REQUIRED WORK:
Go over the entries below line by line, copying each one that contains the word "length".

-- begin INPUT MATERIAL --

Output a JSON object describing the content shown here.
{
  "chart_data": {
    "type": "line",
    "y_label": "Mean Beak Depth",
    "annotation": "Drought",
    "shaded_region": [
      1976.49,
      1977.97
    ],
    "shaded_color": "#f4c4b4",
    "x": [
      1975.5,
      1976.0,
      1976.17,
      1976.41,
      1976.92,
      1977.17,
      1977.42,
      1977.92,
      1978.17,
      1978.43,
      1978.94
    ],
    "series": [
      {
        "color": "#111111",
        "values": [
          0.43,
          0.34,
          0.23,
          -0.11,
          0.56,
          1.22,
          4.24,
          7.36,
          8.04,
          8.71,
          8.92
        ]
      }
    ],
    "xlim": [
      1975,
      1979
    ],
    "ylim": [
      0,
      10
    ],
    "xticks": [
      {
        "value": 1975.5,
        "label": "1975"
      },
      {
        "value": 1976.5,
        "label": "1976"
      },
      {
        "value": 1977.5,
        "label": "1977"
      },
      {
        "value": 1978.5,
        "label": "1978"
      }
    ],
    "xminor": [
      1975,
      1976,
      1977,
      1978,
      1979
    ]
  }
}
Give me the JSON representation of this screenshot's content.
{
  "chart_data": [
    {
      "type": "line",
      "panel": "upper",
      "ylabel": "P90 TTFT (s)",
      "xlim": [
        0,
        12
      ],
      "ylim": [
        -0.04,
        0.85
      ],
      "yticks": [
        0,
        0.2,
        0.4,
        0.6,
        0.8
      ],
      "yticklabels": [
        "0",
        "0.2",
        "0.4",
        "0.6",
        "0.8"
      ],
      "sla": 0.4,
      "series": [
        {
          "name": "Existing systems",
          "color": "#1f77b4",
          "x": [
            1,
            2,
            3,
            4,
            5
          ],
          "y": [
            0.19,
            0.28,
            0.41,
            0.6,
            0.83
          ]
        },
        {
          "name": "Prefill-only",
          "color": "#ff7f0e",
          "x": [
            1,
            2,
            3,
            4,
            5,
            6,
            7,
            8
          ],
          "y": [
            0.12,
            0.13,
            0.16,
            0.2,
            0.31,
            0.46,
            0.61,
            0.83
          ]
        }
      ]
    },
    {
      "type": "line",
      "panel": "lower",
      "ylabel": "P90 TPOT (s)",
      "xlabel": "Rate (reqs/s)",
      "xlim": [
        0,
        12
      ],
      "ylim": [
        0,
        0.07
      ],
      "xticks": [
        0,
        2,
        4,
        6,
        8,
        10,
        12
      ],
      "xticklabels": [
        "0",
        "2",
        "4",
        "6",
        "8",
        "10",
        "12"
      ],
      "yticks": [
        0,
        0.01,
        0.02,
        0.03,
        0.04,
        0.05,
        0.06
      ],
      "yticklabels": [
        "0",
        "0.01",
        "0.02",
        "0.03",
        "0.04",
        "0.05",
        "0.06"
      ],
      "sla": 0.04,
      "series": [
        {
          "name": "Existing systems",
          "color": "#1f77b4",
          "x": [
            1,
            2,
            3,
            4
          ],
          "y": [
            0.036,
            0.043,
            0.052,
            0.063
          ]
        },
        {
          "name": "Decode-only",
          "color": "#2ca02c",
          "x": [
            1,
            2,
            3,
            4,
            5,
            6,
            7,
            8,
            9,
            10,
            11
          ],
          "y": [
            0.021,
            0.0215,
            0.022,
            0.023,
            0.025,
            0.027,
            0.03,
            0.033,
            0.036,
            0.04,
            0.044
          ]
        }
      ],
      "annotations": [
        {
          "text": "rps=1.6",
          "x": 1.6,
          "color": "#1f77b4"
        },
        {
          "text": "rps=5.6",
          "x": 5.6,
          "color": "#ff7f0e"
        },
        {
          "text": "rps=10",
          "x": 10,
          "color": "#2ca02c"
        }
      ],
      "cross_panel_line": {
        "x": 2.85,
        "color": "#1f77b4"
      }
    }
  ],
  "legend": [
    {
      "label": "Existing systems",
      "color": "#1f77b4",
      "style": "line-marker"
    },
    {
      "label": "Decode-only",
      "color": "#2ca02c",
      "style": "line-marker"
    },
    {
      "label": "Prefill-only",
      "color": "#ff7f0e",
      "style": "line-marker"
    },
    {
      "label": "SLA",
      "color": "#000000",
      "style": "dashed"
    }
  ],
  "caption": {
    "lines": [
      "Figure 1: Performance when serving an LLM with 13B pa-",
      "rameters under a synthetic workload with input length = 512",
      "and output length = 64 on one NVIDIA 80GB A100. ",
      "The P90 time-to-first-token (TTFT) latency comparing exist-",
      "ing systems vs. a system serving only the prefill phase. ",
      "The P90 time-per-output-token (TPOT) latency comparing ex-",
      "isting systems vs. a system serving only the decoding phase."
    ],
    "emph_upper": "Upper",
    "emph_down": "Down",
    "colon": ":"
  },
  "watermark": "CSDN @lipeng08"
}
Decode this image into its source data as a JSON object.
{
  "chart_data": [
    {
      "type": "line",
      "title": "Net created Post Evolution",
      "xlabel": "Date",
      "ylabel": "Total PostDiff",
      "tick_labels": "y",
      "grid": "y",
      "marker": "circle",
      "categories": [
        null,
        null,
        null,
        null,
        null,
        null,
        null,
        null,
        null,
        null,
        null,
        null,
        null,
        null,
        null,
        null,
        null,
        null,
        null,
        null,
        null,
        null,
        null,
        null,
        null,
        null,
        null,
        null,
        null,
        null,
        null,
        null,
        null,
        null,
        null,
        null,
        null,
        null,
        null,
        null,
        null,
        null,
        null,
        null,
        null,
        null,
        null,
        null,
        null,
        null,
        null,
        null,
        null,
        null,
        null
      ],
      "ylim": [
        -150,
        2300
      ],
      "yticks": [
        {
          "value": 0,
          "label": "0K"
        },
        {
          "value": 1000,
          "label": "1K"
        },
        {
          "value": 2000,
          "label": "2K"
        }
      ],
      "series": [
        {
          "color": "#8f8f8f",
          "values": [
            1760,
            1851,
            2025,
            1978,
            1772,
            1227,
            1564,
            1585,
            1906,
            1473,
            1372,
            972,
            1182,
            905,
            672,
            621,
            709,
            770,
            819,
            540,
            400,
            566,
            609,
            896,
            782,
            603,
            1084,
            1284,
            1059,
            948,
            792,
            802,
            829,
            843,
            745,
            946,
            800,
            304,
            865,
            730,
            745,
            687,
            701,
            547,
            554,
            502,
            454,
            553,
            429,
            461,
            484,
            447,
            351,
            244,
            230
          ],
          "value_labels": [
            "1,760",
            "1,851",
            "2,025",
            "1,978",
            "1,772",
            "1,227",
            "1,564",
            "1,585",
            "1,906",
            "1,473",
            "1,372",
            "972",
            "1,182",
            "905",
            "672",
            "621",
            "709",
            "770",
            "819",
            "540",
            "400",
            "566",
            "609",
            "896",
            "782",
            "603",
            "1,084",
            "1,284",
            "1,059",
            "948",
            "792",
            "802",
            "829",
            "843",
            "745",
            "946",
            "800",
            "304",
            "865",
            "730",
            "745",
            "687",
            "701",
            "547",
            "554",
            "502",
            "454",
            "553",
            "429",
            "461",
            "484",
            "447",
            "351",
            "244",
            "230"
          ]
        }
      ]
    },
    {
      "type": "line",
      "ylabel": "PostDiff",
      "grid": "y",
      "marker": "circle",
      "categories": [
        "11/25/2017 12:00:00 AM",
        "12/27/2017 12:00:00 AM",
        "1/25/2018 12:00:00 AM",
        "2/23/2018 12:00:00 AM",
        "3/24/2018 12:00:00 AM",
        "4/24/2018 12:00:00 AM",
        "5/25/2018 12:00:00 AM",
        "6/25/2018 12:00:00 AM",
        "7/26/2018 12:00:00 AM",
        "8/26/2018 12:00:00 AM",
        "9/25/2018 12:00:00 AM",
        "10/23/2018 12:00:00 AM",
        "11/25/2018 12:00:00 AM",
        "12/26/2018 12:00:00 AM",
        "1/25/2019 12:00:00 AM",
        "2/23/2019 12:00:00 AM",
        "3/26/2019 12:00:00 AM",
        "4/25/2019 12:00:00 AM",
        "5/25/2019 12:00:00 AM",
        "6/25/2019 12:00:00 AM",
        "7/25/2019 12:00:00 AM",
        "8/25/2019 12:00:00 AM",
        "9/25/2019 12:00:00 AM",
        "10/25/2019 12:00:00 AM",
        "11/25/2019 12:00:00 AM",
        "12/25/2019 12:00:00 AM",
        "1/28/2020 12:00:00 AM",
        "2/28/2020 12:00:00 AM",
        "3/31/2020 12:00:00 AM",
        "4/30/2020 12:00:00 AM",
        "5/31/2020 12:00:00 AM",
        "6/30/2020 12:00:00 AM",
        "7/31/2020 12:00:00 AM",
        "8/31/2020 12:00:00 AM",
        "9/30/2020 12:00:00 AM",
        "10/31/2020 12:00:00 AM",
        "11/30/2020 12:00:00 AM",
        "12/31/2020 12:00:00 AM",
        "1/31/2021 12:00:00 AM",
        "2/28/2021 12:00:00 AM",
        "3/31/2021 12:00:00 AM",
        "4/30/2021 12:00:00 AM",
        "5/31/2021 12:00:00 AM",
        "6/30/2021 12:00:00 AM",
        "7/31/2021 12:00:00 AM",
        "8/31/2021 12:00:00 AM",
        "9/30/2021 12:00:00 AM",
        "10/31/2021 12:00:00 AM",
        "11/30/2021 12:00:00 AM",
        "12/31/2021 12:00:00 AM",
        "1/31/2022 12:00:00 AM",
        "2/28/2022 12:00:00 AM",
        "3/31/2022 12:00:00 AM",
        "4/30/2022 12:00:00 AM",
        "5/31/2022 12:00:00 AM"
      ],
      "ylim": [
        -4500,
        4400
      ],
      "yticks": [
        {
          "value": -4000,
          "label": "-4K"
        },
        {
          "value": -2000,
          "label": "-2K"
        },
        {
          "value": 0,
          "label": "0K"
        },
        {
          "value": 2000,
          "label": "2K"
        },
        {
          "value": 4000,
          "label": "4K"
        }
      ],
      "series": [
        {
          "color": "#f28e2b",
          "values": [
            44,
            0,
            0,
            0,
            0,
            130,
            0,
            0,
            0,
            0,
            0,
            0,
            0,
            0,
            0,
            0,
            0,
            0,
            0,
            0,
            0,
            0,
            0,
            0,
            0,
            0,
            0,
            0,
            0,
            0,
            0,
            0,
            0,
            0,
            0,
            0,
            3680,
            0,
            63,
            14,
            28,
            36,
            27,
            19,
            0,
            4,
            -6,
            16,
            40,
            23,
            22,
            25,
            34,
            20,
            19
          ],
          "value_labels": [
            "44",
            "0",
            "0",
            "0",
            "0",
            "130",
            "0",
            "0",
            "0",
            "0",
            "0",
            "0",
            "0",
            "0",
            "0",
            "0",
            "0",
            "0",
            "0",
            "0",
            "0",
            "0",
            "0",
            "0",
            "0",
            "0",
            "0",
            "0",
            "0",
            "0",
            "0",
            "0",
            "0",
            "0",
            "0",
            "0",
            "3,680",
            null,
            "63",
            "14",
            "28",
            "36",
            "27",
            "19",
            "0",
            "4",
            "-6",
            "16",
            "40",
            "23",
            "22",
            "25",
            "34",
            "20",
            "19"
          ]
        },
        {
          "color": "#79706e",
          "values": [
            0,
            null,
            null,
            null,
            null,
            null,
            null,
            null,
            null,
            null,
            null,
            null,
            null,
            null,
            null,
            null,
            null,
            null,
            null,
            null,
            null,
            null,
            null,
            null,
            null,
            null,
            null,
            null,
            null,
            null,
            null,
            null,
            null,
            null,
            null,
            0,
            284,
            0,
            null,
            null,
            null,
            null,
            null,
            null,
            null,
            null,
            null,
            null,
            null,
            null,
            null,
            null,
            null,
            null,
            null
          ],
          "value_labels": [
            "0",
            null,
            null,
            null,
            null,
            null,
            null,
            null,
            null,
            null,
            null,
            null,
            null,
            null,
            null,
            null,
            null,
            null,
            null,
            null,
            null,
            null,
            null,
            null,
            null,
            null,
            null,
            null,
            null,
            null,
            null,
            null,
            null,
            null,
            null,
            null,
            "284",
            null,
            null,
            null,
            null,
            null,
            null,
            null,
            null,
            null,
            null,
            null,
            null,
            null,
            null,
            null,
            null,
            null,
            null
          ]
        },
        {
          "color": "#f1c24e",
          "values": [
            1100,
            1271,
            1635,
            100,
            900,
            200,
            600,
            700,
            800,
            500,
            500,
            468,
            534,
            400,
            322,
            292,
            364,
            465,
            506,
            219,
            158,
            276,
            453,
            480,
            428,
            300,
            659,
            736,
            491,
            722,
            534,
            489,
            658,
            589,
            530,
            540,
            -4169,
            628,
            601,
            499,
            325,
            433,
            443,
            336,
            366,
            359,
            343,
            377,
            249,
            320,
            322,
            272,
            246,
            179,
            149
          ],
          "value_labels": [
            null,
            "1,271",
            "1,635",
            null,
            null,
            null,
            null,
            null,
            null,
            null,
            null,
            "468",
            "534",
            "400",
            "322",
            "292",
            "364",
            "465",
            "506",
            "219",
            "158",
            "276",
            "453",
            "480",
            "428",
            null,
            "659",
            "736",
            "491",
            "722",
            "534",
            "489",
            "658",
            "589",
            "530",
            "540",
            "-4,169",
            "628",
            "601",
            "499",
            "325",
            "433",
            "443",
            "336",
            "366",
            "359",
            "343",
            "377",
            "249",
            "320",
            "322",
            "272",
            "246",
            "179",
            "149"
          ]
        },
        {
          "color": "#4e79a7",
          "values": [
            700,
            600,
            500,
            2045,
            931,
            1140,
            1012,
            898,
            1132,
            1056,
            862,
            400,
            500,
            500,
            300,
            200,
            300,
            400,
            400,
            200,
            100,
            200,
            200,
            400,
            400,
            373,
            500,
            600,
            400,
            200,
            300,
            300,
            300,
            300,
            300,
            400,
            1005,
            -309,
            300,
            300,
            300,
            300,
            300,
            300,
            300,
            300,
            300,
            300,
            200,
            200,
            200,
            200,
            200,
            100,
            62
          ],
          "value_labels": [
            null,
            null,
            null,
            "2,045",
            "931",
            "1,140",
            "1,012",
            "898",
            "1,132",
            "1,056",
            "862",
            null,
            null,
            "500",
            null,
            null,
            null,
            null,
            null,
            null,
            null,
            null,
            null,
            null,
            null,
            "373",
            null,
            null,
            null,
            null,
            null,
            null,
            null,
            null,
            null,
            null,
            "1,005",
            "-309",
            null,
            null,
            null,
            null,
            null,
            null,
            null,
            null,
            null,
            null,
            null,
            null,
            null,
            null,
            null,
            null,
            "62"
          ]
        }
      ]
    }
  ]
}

-- end INPUT MATERIAL --

EXERCISE OUTPUT:
      "rameters under a synthetic workload with input length = 512",
      "and output length = 64 on one NVIDIA 80GB A100. ",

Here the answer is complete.